Look for the line containing "What text is on this page?" in the listing below. Retype that line and every subsequent line through the last one, and only those.

Dataset rows:

****

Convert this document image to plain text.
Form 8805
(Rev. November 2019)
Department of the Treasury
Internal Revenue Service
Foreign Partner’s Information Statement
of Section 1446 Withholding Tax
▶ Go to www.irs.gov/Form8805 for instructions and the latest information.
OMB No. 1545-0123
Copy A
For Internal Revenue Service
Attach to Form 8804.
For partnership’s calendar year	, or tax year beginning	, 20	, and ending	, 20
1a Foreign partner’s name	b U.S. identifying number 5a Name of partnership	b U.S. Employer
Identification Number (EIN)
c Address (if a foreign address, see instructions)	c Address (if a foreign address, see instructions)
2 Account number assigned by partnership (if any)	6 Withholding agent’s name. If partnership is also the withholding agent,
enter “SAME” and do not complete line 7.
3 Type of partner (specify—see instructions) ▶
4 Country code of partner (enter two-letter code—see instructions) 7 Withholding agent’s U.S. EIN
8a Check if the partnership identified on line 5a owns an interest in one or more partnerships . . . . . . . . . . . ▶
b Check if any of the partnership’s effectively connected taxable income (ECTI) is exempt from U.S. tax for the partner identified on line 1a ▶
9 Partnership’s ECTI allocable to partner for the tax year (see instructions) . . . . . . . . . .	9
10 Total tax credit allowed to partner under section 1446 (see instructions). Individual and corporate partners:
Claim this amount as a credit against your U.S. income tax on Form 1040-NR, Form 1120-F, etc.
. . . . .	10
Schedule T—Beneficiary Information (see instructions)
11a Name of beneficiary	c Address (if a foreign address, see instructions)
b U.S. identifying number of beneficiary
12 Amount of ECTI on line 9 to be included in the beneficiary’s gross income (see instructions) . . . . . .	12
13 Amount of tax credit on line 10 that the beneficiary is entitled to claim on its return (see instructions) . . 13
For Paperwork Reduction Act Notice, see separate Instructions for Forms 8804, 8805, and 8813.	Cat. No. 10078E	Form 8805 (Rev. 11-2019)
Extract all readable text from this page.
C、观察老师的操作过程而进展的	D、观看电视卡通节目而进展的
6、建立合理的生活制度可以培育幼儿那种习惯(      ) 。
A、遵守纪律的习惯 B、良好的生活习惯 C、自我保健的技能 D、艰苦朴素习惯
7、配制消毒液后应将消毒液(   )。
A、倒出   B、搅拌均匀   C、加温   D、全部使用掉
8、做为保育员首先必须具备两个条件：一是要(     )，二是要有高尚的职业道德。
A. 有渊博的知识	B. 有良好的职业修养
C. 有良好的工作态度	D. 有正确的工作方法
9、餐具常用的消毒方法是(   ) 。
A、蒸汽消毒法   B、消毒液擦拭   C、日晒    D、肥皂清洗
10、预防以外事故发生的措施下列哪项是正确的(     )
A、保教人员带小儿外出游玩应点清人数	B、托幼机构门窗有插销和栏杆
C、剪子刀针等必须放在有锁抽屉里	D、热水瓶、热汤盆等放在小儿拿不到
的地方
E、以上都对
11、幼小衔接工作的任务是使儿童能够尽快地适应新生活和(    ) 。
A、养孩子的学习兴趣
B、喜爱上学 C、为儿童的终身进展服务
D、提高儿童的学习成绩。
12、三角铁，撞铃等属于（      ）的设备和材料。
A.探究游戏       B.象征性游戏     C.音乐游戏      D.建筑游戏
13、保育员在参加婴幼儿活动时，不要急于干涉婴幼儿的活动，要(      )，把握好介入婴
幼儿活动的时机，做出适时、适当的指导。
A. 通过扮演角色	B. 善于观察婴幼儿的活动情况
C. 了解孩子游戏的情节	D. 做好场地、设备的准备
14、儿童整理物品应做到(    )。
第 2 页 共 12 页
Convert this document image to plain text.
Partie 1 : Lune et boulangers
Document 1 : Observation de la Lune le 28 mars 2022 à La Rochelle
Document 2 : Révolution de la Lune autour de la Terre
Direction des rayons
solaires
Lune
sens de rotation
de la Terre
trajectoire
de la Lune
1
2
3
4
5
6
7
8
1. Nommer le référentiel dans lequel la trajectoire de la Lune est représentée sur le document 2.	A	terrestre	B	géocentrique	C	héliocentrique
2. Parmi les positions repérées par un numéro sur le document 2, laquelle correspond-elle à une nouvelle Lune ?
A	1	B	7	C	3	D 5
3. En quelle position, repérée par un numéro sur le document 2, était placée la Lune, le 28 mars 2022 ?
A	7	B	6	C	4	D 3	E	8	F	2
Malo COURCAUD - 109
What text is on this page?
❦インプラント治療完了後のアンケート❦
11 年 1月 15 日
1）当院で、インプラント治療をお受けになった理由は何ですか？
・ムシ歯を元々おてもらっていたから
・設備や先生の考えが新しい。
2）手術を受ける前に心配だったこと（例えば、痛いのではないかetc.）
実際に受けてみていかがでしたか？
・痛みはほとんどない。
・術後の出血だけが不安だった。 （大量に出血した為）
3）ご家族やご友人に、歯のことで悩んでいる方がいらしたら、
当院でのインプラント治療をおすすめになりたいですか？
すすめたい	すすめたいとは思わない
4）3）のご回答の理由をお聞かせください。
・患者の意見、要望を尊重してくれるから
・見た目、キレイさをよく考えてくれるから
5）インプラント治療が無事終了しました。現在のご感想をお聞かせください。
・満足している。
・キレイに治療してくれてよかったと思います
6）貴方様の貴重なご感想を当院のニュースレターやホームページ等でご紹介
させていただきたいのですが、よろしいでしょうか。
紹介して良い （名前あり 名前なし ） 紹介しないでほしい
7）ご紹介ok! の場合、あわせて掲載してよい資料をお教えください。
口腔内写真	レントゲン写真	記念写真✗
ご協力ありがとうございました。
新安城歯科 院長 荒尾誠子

****

Exercise response =
What text is on this page?
❦インプラント治療完了後のアンケート❦
11 年 1月 15 日
1）当院で、インプラント治療をお受けになった理由は何ですか？
・ムシ歯を元々おてもらっていたから
・設備や先生の考えが新しい。
2）手術を受ける前に心配だったこと（例えば、痛いのではないかetc.）
実際に受けてみていかがでしたか？
・痛みはほとんどない。
・術後の出血だけが不安だった。 （大量に出血した為）
3）ご家族やご友人に、歯のことで悩んでいる方がいらしたら、
当院でのインプラント治療をおすすめになりたいですか？
すすめたい	すすめたいとは思わない
4）3）のご回答の理由をお聞かせください。
・患者の意見、要望を尊重してくれるから
・見た目、キレイさをよく考えてくれるから
5）インプラント治療が無事終了しました。現在のご感想をお聞かせください。
・満足している。
・キレイに治療してくれてよかったと思います
6）貴方様の貴重なご感想を当院のニュースレターやホームページ等でご紹介
させていただきたいのですが、よろしいでしょうか。
紹介して良い （名前あり 名前なし ） 紹介しないでほしい
7）ご紹介ok! の場合、あわせて掲載してよい資料をお教えください。
口腔内写真	レントゲン写真	記念写真✗
ご協力ありがとうございました。
新安城歯科 院長 荒尾誠子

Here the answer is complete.